- **Required task**: Write only the number of lines holding the string "from".
— START OF Material shown —
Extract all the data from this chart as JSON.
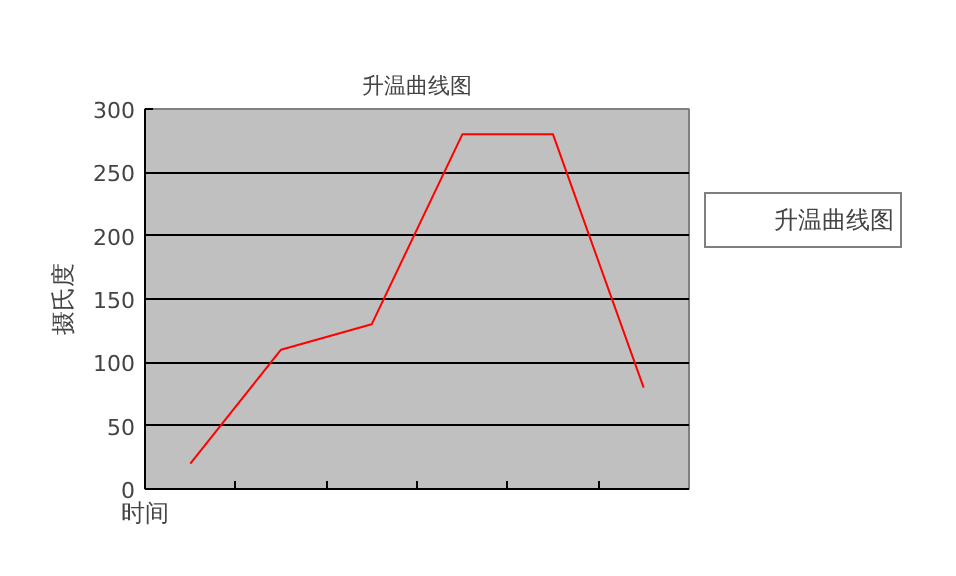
{
  "chart_data": {
    "type": "line",
    "title": "升温曲线图",
    "xlabel": "时间",
    "ylabel": "摄氏度",
    "categories": [
      null,
      null,
      null,
      null,
      null,
      null
    ],
    "series": [
      {
        "name": "升温曲线图",
        "color": "#ff0000",
        "values": [
          20,
          110,
          130,
          280,
          280,
          80
        ]
      }
    ],
    "ylim": [
      0,
      300
    ],
    "yticks": [
      0,
      50,
      100,
      150,
      200,
      250,
      300
    ],
    "grid": "y",
    "legend": "right",
    "tick_labels": "y",
    "marker": "none"
  }
}
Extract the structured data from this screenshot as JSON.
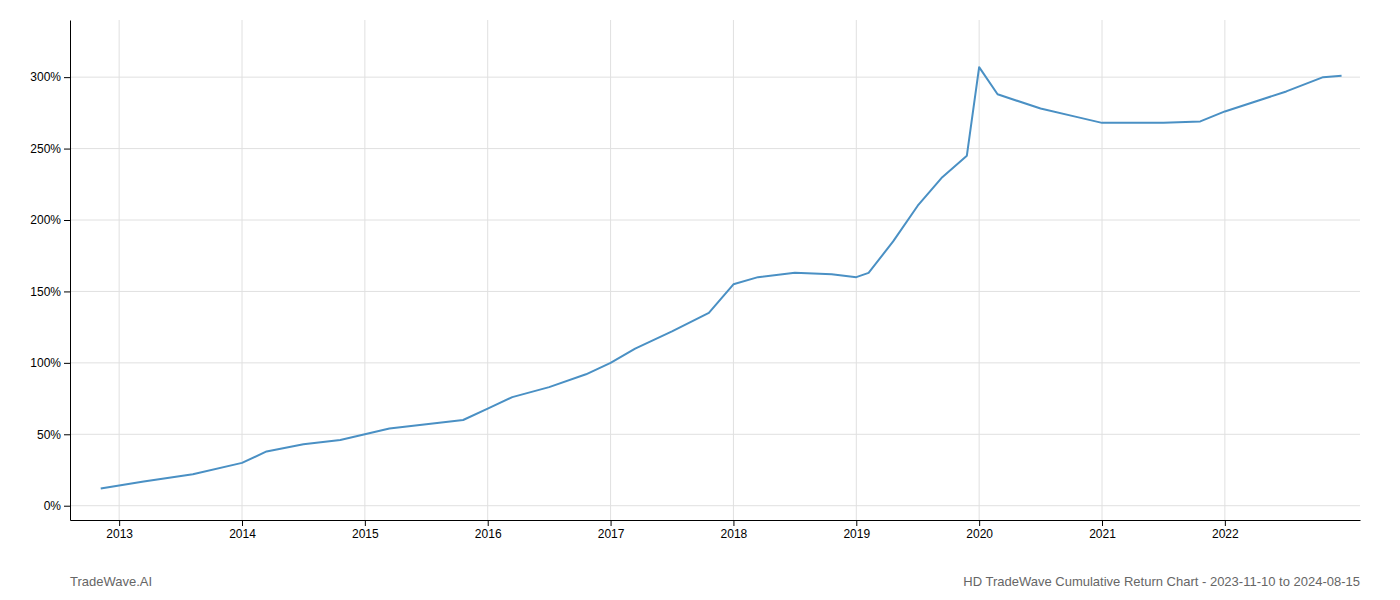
{
  "chart_data": {
    "type": "line",
    "title": "HD TradeWave Cumulative Return Chart - 2023-11-10 to 2024-08-15",
    "annotations": [
      "TradeWave.AI"
    ],
    "x": [
      2012.85,
      2013.2,
      2013.6,
      2014.0,
      2014.2,
      2014.5,
      2014.8,
      2015.0,
      2015.2,
      2015.5,
      2015.8,
      2016.0,
      2016.2,
      2016.5,
      2016.8,
      2017.0,
      2017.2,
      2017.5,
      2017.8,
      2018.0,
      2018.2,
      2018.5,
      2018.8,
      2019.0,
      2019.1,
      2019.3,
      2019.5,
      2019.7,
      2019.9,
      2020.0,
      2020.15,
      2020.5,
      2020.8,
      2021.0,
      2021.5,
      2021.8,
      2022.0,
      2022.5,
      2022.8,
      2022.95
    ],
    "values": [
      0.12,
      0.17,
      0.22,
      0.3,
      0.38,
      0.43,
      0.46,
      0.5,
      0.54,
      0.57,
      0.6,
      0.68,
      0.76,
      0.83,
      0.92,
      1.0,
      1.1,
      1.22,
      1.35,
      1.55,
      1.6,
      1.63,
      1.62,
      1.6,
      1.63,
      1.85,
      2.1,
      2.3,
      2.45,
      3.07,
      2.88,
      2.78,
      2.72,
      2.68,
      2.68,
      2.69,
      2.76,
      2.9,
      3.0,
      3.01
    ],
    "color": "#4a90c4",
    "xlim": [
      2012.6,
      2023.1
    ],
    "xticks": [
      2013,
      2014,
      2015,
      2016,
      2017,
      2018,
      2019,
      2020,
      2021,
      2022
    ],
    "ylim": [
      -0.1,
      3.4
    ],
    "yticks": [
      {
        "value": 0.0,
        "label": "0%"
      },
      {
        "value": 0.5,
        "label": "50%"
      },
      {
        "value": 1.0,
        "label": "100%"
      },
      {
        "value": 1.5,
        "label": "150%"
      },
      {
        "value": 2.0,
        "label": "200%"
      },
      {
        "value": 2.5,
        "label": "250%"
      },
      {
        "value": 3.0,
        "label": "300%"
      }
    ],
    "grid": true
  }
}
— END OF Material shown —
- **Reply to the exercise**: 2